◆ Requirement ◆
Print out every record exactly as it appears.

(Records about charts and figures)
◆ ◆ ◆ ◆ ◆
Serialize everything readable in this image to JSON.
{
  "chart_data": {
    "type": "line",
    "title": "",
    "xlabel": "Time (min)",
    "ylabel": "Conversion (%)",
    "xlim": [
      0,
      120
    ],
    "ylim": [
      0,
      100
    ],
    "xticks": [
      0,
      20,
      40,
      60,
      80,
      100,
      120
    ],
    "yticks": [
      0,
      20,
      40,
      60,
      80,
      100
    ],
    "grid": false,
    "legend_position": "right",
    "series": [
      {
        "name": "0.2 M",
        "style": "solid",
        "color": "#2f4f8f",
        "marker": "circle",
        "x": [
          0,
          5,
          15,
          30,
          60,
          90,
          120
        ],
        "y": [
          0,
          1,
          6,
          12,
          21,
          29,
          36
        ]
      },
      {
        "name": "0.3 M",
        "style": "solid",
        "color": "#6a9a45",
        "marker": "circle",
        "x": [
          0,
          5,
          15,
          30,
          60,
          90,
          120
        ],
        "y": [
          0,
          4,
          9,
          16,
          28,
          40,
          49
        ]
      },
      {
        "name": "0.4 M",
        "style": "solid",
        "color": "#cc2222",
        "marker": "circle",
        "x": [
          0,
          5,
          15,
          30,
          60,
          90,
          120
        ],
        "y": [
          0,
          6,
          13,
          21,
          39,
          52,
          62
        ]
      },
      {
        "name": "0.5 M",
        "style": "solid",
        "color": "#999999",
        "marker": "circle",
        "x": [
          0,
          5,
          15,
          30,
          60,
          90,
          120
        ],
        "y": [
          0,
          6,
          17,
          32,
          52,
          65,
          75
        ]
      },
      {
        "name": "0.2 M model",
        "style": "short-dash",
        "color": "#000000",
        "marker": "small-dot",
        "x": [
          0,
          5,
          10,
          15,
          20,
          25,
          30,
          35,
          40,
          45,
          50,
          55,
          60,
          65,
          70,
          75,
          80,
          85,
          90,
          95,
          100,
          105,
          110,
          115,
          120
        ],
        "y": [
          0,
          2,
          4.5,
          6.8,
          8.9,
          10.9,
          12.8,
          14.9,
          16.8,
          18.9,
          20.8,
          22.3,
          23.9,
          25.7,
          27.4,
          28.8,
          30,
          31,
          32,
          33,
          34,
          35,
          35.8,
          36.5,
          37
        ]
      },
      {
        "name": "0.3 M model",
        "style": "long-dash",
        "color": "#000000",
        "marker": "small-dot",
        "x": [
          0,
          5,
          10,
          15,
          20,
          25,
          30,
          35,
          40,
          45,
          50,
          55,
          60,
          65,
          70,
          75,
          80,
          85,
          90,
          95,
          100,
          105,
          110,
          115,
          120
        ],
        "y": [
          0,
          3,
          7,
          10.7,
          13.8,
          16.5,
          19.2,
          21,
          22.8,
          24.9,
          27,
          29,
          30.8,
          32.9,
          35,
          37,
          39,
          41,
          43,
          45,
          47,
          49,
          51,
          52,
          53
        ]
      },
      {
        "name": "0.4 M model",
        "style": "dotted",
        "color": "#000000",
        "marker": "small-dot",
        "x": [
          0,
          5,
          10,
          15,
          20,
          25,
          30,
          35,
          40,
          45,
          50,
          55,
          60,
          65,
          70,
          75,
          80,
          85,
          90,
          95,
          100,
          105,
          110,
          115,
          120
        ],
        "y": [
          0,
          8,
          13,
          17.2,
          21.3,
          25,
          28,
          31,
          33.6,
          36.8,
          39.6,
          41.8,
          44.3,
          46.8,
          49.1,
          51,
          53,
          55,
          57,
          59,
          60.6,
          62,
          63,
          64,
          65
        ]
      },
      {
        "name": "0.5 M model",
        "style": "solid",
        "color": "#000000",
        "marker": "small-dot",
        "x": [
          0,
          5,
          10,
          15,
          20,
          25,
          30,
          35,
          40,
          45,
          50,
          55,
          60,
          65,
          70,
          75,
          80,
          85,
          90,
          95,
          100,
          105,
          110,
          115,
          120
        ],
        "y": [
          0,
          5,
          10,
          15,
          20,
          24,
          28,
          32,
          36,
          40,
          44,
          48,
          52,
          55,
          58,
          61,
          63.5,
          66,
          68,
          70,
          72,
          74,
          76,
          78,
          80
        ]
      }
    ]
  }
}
◆ ◆ ◆ ◆ ◆
◆ Full solution ◆
Serialize everything readable in this image to JSON.
{
  "chart_data": {
    "type": "line",
    "title": "",
    "xlabel": "Time (min)",
    "ylabel": "Conversion (%)",
    "xlim": [
      0,
      120
    ],
    "ylim": [
      0,
      100
    ],
    "xticks": [
      0,
      20,
      40,
      60,
      80,
      100,
      120
    ],
    "yticks": [
      0,
      20,
      40,
      60,
      80,
      100
    ],
    "grid": false,
    "legend_position": "right",
    "series": [
      {
        "name": "0.2 M",
        "style": "solid",
        "color": "#2f4f8f",
        "marker": "circle",
        "x": [
          0,
          5,
          15,
          30,
          60,
          90,
          120
        ],
        "y": [
          0,
          1,
          6,
          12,
          21,
          29,
          36
        ]
      },
      {
        "name": "0.3 M",
        "style": "solid",
        "color": "#6a9a45",
        "marker": "circle",
        "x": [
          0,
          5,
          15,
          30,
          60,
          90,
          120
        ],
        "y": [
          0,
          4,
          9,
          16,
          28,
          40,
          49
        ]
      },
      {
        "name": "0.4 M",
        "style": "solid",
        "color": "#cc2222",
        "marker": "circle",
        "x": [
          0,
          5,
          15,
          30,
          60,
          90,
          120
        ],
        "y": [
          0,
          6,
          13,
          21,
          39,
          52,
          62
        ]
      },
      {
        "name": "0.5 M",
        "style": "solid",
        "color": "#999999",
        "marker": "circle",
        "x": [
          0,
          5,
          15,
          30,
          60,
          90,
          120
        ],
        "y": [
          0,
          6,
          17,
          32,
          52,
          65,
          75
        ]
      },
      {
        "name": "0.2 M model",
        "style": "short-dash",
        "color": "#000000",
        "marker": "small-dot",
        "x": [
          0,
          5,
          10,
          15,
          20,
          25,
          30,
          35,
          40,
          45,
          50,
          55,
          60,
          65,
          70,
          75,
          80,
          85,
          90,
          95,
          100,
          105,
          110,
          115,
          120
        ],
        "y": [
          0,
          2,
          4.5,
          6.8,
          8.9,
          10.9,
          12.8,
          14.9,
          16.8,
          18.9,
          20.8,
          22.3,
          23.9,
          25.7,
          27.4,
          28.8,
          30,
          31,
          32,
          33,
          34,
          35,
          35.8,
          36.5,
          37
        ]
      },
      {
        "name": "0.3 M model",
        "style": "long-dash",
        "color": "#000000",
        "marker": "small-dot",
        "x": [
          0,
          5,
          10,
          15,
          20,
          25,
          30,
          35,
          40,
          45,
          50,
          55,
          60,
          65,
          70,
          75,
          80,
          85,
          90,
          95,
          100,
          105,
          110,
          115,
          120
        ],
        "y": [
          0,
          3,
          7,
          10.7,
          13.8,
          16.5,
          19.2,
          21,
          22.8,
          24.9,
          27,
          29,
          30.8,
          32.9,
          35,
          37,
          39,
          41,
          43,
          45,
          47,
          49,
          51,
          52,
          53
        ]
      },
      {
        "name": "0.4 M model",
        "style": "dotted",
        "color": "#000000",
        "marker": "small-dot",
        "x": [
          0,
          5,
          10,
          15,
          20,
          25,
          30,
          35,
          40,
          45,
          50,
          55,
          60,
          65,
          70,
          75,
          80,
          85,
          90,
          95,
          100,
          105,
          110,
          115,
          120
        ],
        "y": [
          0,
          8,
          13,
          17.2,
          21.3,
          25,
          28,
          31,
          33.6,
          36.8,
          39.6,
          41.8,
          44.3,
          46.8,
          49.1,
          51,
          53,
          55,
          57,
          59,
          60.6,
          62,
          63,
          64,
          65
        ]
      },
      {
        "name": "0.5 M model",
        "style": "solid",
        "color": "#000000",
        "marker": "small-dot",
        "x": [
          0,
          5,
          10,
          15,
          20,
          25,
          30,
          35,
          40,
          45,
          50,
          55,
          60,
          65,
          70,
          75,
          80,
          85,
          90,
          95,
          100,
          105,
          110,
          115,
          120
        ],
        "y": [
          0,
          5,
          10,
          15,
          20,
          24,
          28,
          32,
          36,
          40,
          44,
          48,
          52,
          55,
          58,
          61,
          63.5,
          66,
          68,
          70,
          72,
          74,
          76,
          78,
          80
        ]
      }
    ]
  }
}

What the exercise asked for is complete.